Data items
========================================
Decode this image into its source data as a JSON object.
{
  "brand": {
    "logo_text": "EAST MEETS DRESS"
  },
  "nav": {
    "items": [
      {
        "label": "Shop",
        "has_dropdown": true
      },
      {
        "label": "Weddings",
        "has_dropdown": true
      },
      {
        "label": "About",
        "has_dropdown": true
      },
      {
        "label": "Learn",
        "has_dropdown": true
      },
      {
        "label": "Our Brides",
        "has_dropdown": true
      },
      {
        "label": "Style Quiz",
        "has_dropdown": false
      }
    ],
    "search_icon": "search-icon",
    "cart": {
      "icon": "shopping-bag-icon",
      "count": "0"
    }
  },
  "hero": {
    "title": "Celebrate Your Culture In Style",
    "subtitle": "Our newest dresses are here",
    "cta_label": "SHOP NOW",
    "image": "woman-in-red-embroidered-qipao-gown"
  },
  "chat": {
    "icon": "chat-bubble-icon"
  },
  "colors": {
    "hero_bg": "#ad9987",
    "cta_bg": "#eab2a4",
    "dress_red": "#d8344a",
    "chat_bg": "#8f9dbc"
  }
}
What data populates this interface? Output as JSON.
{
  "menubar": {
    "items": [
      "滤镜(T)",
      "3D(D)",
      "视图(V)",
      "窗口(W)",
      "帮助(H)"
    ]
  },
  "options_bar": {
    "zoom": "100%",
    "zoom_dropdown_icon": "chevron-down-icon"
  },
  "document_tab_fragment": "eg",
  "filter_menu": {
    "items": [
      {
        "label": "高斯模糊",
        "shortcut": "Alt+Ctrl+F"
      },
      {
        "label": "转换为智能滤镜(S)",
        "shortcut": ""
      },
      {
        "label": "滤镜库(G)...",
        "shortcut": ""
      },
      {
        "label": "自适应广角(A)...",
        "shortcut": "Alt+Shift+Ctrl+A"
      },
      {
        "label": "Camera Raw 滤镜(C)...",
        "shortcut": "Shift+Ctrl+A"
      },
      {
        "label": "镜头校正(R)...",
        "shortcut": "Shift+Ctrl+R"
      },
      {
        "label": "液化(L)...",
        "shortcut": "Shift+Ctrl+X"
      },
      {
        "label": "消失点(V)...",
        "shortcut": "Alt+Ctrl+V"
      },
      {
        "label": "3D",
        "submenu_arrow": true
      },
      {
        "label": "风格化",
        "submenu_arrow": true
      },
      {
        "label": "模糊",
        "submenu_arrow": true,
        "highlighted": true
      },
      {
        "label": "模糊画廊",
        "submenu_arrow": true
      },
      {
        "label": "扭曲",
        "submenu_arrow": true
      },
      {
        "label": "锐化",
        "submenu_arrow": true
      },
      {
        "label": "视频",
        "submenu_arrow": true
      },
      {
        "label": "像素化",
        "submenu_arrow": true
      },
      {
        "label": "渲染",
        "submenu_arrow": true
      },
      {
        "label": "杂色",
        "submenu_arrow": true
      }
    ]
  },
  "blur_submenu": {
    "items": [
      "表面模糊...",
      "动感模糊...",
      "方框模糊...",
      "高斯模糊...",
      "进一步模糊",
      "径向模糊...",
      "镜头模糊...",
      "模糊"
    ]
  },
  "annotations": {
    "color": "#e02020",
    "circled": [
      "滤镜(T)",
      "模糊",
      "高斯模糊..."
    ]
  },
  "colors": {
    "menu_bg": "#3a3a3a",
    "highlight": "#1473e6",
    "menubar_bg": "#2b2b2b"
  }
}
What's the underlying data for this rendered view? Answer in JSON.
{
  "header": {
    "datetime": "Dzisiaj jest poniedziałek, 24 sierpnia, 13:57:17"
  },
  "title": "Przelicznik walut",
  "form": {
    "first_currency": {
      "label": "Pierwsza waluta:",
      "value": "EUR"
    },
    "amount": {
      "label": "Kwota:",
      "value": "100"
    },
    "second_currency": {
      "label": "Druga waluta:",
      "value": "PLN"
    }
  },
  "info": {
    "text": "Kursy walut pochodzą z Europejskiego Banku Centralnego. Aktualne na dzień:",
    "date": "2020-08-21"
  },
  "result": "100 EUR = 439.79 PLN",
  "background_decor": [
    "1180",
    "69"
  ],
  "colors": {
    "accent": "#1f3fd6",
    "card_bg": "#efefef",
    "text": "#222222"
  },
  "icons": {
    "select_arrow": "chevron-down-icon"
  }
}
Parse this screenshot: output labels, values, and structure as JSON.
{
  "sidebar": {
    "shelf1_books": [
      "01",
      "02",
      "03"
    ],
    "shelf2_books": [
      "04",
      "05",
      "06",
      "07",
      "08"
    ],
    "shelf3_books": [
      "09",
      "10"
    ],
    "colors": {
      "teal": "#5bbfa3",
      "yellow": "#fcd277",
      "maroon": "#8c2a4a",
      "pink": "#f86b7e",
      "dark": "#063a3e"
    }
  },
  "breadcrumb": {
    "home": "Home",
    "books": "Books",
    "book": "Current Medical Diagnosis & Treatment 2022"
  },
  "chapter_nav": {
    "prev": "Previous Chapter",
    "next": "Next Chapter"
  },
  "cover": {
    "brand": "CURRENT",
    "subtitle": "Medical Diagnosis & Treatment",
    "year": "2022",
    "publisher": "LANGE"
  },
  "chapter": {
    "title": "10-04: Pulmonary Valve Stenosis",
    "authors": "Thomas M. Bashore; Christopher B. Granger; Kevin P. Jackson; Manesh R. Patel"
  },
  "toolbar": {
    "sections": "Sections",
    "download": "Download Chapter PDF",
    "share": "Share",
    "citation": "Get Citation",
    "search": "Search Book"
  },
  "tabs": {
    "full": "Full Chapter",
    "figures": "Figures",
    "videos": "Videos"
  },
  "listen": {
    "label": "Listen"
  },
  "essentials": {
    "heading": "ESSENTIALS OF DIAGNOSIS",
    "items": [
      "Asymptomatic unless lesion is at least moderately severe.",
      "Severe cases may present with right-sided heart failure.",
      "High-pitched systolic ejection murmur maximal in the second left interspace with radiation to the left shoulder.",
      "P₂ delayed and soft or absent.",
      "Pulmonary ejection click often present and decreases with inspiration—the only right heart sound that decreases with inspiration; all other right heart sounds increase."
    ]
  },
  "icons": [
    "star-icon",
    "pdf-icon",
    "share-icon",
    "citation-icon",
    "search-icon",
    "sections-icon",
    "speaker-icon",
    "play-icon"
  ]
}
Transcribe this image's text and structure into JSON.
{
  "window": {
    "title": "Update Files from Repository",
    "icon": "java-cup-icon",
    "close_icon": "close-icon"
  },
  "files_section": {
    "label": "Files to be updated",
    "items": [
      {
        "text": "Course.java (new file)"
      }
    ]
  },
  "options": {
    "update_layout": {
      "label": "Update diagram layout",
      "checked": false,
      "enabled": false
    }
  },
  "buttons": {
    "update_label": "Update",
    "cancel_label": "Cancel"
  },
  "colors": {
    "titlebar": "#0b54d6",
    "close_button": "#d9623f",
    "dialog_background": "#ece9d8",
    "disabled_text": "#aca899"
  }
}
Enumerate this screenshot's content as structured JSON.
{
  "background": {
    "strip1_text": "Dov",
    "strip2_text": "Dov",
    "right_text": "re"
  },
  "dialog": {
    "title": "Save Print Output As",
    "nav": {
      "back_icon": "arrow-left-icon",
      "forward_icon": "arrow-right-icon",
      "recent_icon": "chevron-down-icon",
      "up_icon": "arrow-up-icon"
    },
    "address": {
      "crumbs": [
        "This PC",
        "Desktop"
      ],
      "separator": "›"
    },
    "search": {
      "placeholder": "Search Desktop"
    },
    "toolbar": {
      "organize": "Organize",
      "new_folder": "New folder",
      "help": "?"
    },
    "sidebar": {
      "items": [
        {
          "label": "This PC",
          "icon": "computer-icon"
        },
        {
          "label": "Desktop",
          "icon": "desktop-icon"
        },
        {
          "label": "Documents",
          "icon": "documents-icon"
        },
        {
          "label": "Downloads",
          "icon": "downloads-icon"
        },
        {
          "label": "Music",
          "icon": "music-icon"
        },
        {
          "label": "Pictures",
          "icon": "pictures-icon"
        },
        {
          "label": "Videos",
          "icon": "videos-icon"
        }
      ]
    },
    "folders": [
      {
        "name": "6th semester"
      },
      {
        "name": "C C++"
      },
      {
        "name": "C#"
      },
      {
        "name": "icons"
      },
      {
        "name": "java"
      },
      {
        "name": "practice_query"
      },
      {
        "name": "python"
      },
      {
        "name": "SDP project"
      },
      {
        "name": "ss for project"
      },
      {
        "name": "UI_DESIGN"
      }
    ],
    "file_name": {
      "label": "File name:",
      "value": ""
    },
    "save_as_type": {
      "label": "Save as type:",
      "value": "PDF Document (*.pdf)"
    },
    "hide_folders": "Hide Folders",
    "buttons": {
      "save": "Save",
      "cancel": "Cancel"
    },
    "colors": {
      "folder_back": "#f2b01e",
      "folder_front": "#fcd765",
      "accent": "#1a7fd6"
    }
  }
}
========================================
> **OBJECTIVE**
Filter the data, keeping only the lines that contain "false".

> **RESULT**
        "has_dropdown": false
      "checked": false,
      "enabled": false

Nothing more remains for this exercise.